● To do: Locate all lines with the word "data" and copy them out.

● Records supplied:
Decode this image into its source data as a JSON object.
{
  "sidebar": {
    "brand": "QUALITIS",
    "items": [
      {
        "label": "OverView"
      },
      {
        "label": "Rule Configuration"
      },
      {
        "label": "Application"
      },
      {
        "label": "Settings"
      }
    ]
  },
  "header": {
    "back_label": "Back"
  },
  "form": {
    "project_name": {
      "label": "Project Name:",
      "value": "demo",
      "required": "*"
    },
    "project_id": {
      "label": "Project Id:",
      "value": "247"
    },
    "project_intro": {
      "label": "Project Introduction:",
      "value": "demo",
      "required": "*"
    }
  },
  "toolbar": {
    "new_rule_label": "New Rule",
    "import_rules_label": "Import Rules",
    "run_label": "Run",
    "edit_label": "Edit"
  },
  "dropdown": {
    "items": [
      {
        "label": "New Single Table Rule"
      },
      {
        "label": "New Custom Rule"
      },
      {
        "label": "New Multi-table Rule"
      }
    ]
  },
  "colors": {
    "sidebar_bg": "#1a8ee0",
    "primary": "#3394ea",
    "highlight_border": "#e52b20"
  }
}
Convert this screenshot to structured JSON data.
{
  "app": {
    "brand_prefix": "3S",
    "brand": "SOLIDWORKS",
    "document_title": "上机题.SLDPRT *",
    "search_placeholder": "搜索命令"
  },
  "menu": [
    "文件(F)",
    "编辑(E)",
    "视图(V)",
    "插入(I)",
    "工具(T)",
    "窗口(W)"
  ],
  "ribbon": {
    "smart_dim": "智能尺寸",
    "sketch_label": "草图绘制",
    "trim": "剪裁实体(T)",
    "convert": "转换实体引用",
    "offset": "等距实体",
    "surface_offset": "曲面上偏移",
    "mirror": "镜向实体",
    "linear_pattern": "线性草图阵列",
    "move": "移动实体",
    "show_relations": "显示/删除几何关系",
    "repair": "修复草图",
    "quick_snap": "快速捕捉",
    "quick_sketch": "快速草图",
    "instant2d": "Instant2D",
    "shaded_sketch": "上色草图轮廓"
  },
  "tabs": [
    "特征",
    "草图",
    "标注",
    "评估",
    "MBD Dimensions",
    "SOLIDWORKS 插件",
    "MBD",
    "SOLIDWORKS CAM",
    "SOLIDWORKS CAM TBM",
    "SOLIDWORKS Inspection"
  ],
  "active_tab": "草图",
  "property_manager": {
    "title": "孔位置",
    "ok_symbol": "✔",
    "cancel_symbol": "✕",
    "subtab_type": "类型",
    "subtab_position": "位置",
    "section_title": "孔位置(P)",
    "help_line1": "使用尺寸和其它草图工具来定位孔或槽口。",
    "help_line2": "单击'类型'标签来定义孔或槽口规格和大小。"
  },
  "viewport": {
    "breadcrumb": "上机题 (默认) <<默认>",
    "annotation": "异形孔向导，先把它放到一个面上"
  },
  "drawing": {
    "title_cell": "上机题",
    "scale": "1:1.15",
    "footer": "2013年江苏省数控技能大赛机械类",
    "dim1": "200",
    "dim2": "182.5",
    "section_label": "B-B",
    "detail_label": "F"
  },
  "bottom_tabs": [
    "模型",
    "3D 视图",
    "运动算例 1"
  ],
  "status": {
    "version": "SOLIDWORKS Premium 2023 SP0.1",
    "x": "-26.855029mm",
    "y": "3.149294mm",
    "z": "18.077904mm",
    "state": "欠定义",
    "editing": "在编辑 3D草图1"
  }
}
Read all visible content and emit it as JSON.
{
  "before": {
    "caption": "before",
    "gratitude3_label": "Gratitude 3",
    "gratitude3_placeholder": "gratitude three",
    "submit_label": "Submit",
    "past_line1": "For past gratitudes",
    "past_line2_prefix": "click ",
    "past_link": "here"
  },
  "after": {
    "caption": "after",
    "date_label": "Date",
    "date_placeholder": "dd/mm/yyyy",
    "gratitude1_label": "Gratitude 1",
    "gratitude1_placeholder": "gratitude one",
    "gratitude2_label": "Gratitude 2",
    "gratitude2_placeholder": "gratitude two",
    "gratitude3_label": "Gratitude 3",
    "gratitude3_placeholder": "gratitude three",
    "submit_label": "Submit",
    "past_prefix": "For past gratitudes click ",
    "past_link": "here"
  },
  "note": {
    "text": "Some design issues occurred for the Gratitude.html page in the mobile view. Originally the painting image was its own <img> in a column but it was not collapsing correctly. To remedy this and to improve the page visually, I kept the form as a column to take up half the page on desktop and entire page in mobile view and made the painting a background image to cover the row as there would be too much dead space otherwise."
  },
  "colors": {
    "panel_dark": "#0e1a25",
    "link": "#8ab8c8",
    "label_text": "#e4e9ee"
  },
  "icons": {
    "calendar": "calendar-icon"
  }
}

● Exercise answer:
Decode this image into its source data as a JSON object.
Convert this screenshot to structured JSON data.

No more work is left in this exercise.